Task to carry out. Using the listing below, give the number of lines where "this" appears, and nothing else.

# start of Materials provided

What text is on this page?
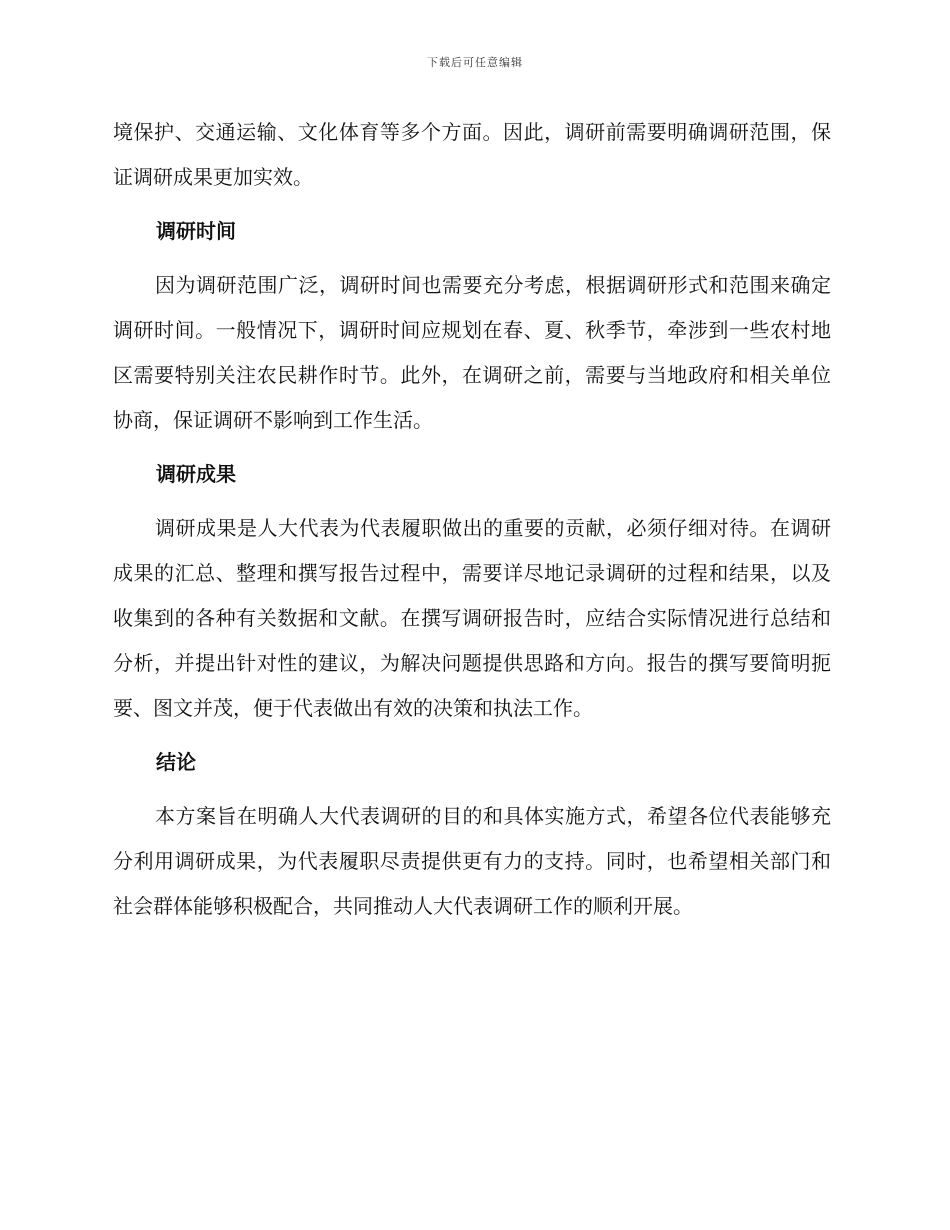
下载后可任意编辑

境保护、交通运输、文化体育等多个方面。因此，调研前需要明确调研范围，保证调研成果更加实效。

调研时间

因为调研范围广泛，调研时间也需要充分考虑，根据调研形式和范围来确定调研时间。一般情况下，调研时间应规划在春、夏、秋季节，牵涉到一些农村地区需要特别关注农民耕作时节。此外，在调研之前，需要与当地政府和相关单位协商，保证调研不影响到工作生活。

调研成果

调研成果是人大代表为代表履职做出的重要的贡献，必须仔细对待。在调研成果的汇总、整理和撰写报告过程中，需要详尽地记录调研的过程和结果，以及收集到的各种有关数据和文献。在撰写调研报告时，应结合实际情况进行总结和分析，并提出针对性的建议，为解决问题提供思路和方向。报告的撰写要简明扼要、图文并茂，便于代表做出有效的决策和执法工作。

结论

本方案旨在明确人大代表调研的目的和具体实施方式，希望各位代表能够充分利用调研成果，为代表履职尽责提供更有力的支持。同时，也希望相关部门和社会群体能够积极配合，共同推动人大代表调研工作的顺利开展。
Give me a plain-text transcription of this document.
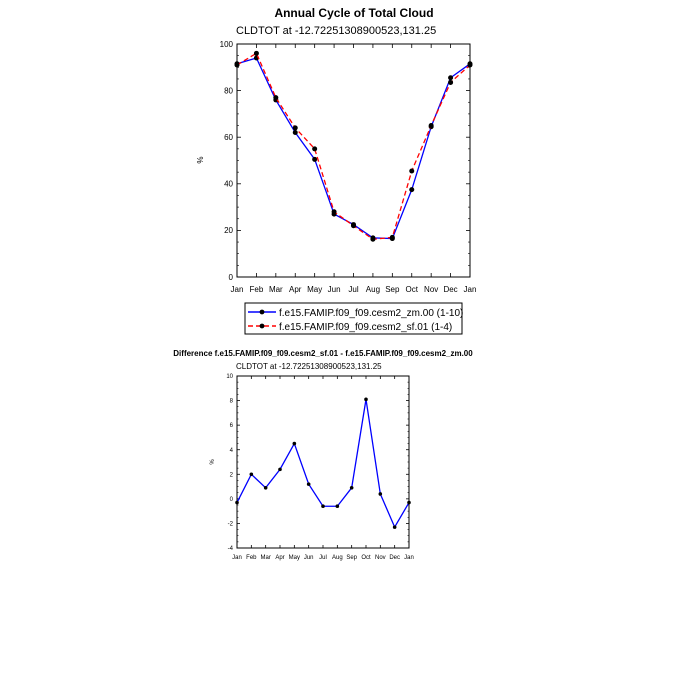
Annual Cycle of Total Cloud
CLDTOT at -12.72251308900523,131.25
%
0
20
40
60
80
100
Jan Feb Mar Apr May Jun Jul Aug Sep Oct Nov Dec Jan
f.e15.FAMIP.f09_f09.cesm2_zm.00 (1-10)
f.e15.FAMIP.f09_f09.cesm2_sf.01 (1-4)
Difference f.e15.FAMIP.f09_f09.cesm2_sf.01 - f.e15.FAMIP.f09_f09.cesm2_zm.00
CLDTOT at -12.72251308900523,131.25
%
-4
-2
0
2
4
6
8
10
Jan Feb Mar Apr May Jun Jul Aug Sep Oct Nov Dec Jan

# end of Materials provided

Task response. 2